> [TO BE DONE] Write out the entries verbatim and leave the images out of the copy.

┌─ INPUT ROWS

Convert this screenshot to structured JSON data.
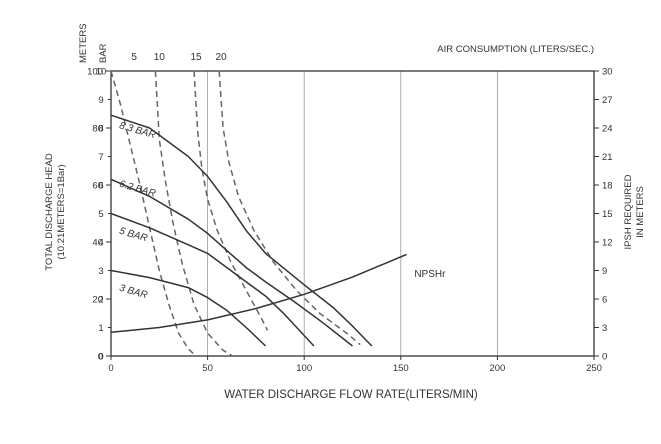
{
  "chart_data": {
    "type": "line",
    "xlabel": "WATER DISCHARGE FLOW RATE(LITERS/MIN)",
    "x_ticks": [
      0,
      50,
      100,
      150,
      200,
      250
    ],
    "xlim": [
      0,
      250
    ],
    "left_axis": {
      "label_line1": "TOTAL  DISCHARGE  HEAD",
      "label_line2": "(10.21METERS=1Bar)",
      "unit_top": "METERS",
      "unit_top2": "BAR",
      "ticks": [
        0,
        20,
        40,
        60,
        80,
        100
      ],
      "lim": [
        0,
        100
      ],
      "bar_ticks": [
        0,
        1,
        2,
        3,
        4,
        5,
        6,
        7,
        8,
        9,
        10
      ]
    },
    "right_axis": {
      "label_line1": "IPSH  REQUIRED",
      "label_line2": "IN  METERS",
      "ticks": [
        0,
        3,
        6,
        9,
        12,
        15,
        18,
        21,
        24,
        27,
        30
      ],
      "lim": [
        0,
        30
      ]
    },
    "air": {
      "title": "AIR CONSUMPTION (LITERS/SEC.)",
      "labels": [
        {
          "text": "5",
          "x": 12
        },
        {
          "text": "10",
          "x": 25
        },
        {
          "text": "15",
          "x": 44
        },
        {
          "text": "20",
          "x": 57
        }
      ]
    },
    "pressure_curves": [
      {
        "name": "8.3 BAR",
        "label_x": 4,
        "label_y": 80,
        "points": [
          [
            0,
            84.5
          ],
          [
            20,
            80
          ],
          [
            40,
            70
          ],
          [
            50,
            63
          ],
          [
            60,
            54
          ],
          [
            70,
            44
          ],
          [
            80,
            36
          ],
          [
            100,
            25
          ],
          [
            115,
            17
          ],
          [
            125,
            10.5
          ],
          [
            135,
            3.5
          ]
        ]
      },
      {
        "name": "6.2 BAR",
        "label_x": 4,
        "label_y": 59.5,
        "points": [
          [
            0,
            62
          ],
          [
            20,
            56
          ],
          [
            40,
            48
          ],
          [
            50,
            43
          ],
          [
            60,
            37
          ],
          [
            70,
            31
          ],
          [
            80,
            26
          ],
          [
            95,
            19
          ],
          [
            110,
            11.5
          ],
          [
            125,
            3.5
          ]
        ]
      },
      {
        "name": "5 BAR",
        "label_x": 4,
        "label_y": 43,
        "points": [
          [
            0,
            50
          ],
          [
            20,
            45
          ],
          [
            40,
            39
          ],
          [
            50,
            36
          ],
          [
            60,
            31
          ],
          [
            70,
            26
          ],
          [
            80,
            21
          ],
          [
            90,
            14.5
          ],
          [
            105,
            3.5
          ]
        ]
      },
      {
        "name": "3 BAR",
        "label_x": 4,
        "label_y": 23,
        "points": [
          [
            0,
            30
          ],
          [
            20,
            27.5
          ],
          [
            40,
            24
          ],
          [
            50,
            20.5
          ],
          [
            60,
            16
          ],
          [
            70,
            10
          ],
          [
            80,
            3.5
          ]
        ]
      }
    ],
    "air_curves": [
      {
        "name": "5",
        "points": [
          [
            0,
            100
          ],
          [
            5,
            88
          ],
          [
            10,
            74
          ],
          [
            15,
            60
          ],
          [
            20,
            45
          ],
          [
            25,
            30
          ],
          [
            30,
            18
          ],
          [
            35,
            8
          ],
          [
            40,
            2.5
          ],
          [
            44,
            0
          ]
        ]
      },
      {
        "name": "10",
        "points": [
          [
            23,
            100
          ],
          [
            24,
            88
          ],
          [
            25,
            76
          ],
          [
            28,
            62
          ],
          [
            32,
            47
          ],
          [
            37,
            32
          ],
          [
            43,
            18
          ],
          [
            50,
            8
          ],
          [
            58,
            2
          ],
          [
            63,
            0
          ]
        ]
      },
      {
        "name": "15",
        "points": [
          [
            43,
            100
          ],
          [
            44,
            88
          ],
          [
            45,
            78
          ],
          [
            47,
            66
          ],
          [
            50,
            55
          ],
          [
            55,
            44
          ],
          [
            62,
            33
          ],
          [
            70,
            23
          ],
          [
            78,
            13
          ],
          [
            81,
            9
          ]
        ]
      },
      {
        "name": "20",
        "points": [
          [
            56,
            100
          ],
          [
            57,
            90
          ],
          [
            58,
            80
          ],
          [
            61,
            68
          ],
          [
            66,
            56
          ],
          [
            74,
            44
          ],
          [
            84,
            33
          ],
          [
            96,
            23
          ],
          [
            108,
            15
          ],
          [
            122,
            8
          ],
          [
            129,
            4
          ]
        ]
      }
    ],
    "npsh_curve": {
      "name": "NPSHr",
      "label_x": 157,
      "label_y": 27.8,
      "points": [
        [
          0,
          2.5
        ],
        [
          25,
          3.0
        ],
        [
          50,
          3.8
        ],
        [
          75,
          5.0
        ],
        [
          100,
          6.5
        ],
        [
          125,
          8.3
        ],
        [
          153,
          10.7
        ]
      ]
    }
  }
}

└─

> [REPLY TO THE TASK]
Convert this screenshot to structured JSON data.
{
  "chart_data": {
    "type": "line",
    "xlabel": "WATER DISCHARGE FLOW RATE(LITERS/MIN)",
    "x_ticks": [
      0,
      50,
      100,
      150,
      200,
      250
    ],
    "xlim": [
      0,
      250
    ],
    "left_axis": {
      "label_line1": "TOTAL  DISCHARGE  HEAD",
      "label_line2": "(10.21METERS=1Bar)",
      "unit_top": "METERS",
      "unit_top2": "BAR",
      "ticks": [
        0,
        20,
        40,
        60,
        80,
        100
      ],
      "lim": [
        0,
        100
      ],
      "bar_ticks": [
        0,
        1,
        2,
        3,
        4,
        5,
        6,
        7,
        8,
        9,
        10
      ]
    },
    "right_axis": {
      "label_line1": "IPSH  REQUIRED",
      "label_line2": "IN  METERS",
      "ticks": [
        0,
        3,
        6,
        9,
        12,
        15,
        18,
        21,
        24,
        27,
        30
      ],
      "lim": [
        0,
        30
      ]
    },
    "air": {
      "title": "AIR CONSUMPTION (LITERS/SEC.)",
      "labels": [
        {
          "text": "5",
          "x": 12
        },
        {
          "text": "10",
          "x": 25
        },
        {
          "text": "15",
          "x": 44
        },
        {
          "text": "20",
          "x": 57
        }
      ]
    },
    "pressure_curves": [
      {
        "name": "8.3 BAR",
        "label_x": 4,
        "label_y": 80,
        "points": [
          [
            0,
            84.5
          ],
          [
            20,
            80
          ],
          [
            40,
            70
          ],
          [
            50,
            63
          ],
          [
            60,
            54
          ],
          [
            70,
            44
          ],
          [
            80,
            36
          ],
          [
            100,
            25
          ],
          [
            115,
            17
          ],
          [
            125,
            10.5
          ],
          [
            135,
            3.5
          ]
        ]
      },
      {
        "name": "6.2 BAR",
        "label_x": 4,
        "label_y": 59.5,
        "points": [
          [
            0,
            62
          ],
          [
            20,
            56
          ],
          [
            40,
            48
          ],
          [
            50,
            43
          ],
          [
            60,
            37
          ],
          [
            70,
            31
          ],
          [
            80,
            26
          ],
          [
            95,
            19
          ],
          [
            110,
            11.5
          ],
          [
            125,
            3.5
          ]
        ]
      },
      {
        "name": "5 BAR",
        "label_x": 4,
        "label_y": 43,
        "points": [
          [
            0,
            50
          ],
          [
            20,
            45
          ],
          [
            40,
            39
          ],
          [
            50,
            36
          ],
          [
            60,
            31
          ],
          [
            70,
            26
          ],
          [
            80,
            21
          ],
          [
            90,
            14.5
          ],
          [
            105,
            3.5
          ]
        ]
      },
      {
        "name": "3 BAR",
        "label_x": 4,
        "label_y": 23,
        "points": [
          [
            0,
            30
          ],
          [
            20,
            27.5
          ],
          [
            40,
            24
          ],
          [
            50,
            20.5
          ],
          [
            60,
            16
          ],
          [
            70,
            10
          ],
          [
            80,
            3.5
          ]
        ]
      }
    ],
    "air_curves": [
      {
        "name": "5",
        "points": [
          [
            0,
            100
          ],
          [
            5,
            88
          ],
          [
            10,
            74
          ],
          [
            15,
            60
          ],
          [
            20,
            45
          ],
          [
            25,
            30
          ],
          [
            30,
            18
          ],
          [
            35,
            8
          ],
          [
            40,
            2.5
          ],
          [
            44,
            0
          ]
        ]
      },
      {
        "name": "10",
        "points": [
          [
            23,
            100
          ],
          [
            24,
            88
          ],
          [
            25,
            76
          ],
          [
            28,
            62
          ],
          [
            32,
            47
          ],
          [
            37,
            32
          ],
          [
            43,
            18
          ],
          [
            50,
            8
          ],
          [
            58,
            2
          ],
          [
            63,
            0
          ]
        ]
      },
      {
        "name": "15",
        "points": [
          [
            43,
            100
          ],
          [
            44,
            88
          ],
          [
            45,
            78
          ],
          [
            47,
            66
          ],
          [
            50,
            55
          ],
          [
            55,
            44
          ],
          [
            62,
            33
          ],
          [
            70,
            23
          ],
          [
            78,
            13
          ],
          [
            81,
            9
          ]
        ]
      },
      {
        "name": "20",
        "points": [
          [
            56,
            100
          ],
          [
            57,
            90
          ],
          [
            58,
            80
          ],
          [
            61,
            68
          ],
          [
            66,
            56
          ],
          [
            74,
            44
          ],
          [
            84,
            33
          ],
          [
            96,
            23
          ],
          [
            108,
            15
          ],
          [
            122,
            8
          ],
          [
            129,
            4
          ]
        ]
      }
    ],
    "npsh_curve": {
      "name": "NPSHr",
      "label_x": 157,
      "label_y": 27.8,
      "points": [
        [
          0,
          2.5
        ],
        [
          25,
          3.0
        ],
        [
          50,
          3.8
        ],
        [
          75,
          5.0
        ],
        [
          100,
          6.5
        ],
        [
          125,
          8.3
        ],
        [
          153,
          10.7
        ]
      ]
    }
  }
}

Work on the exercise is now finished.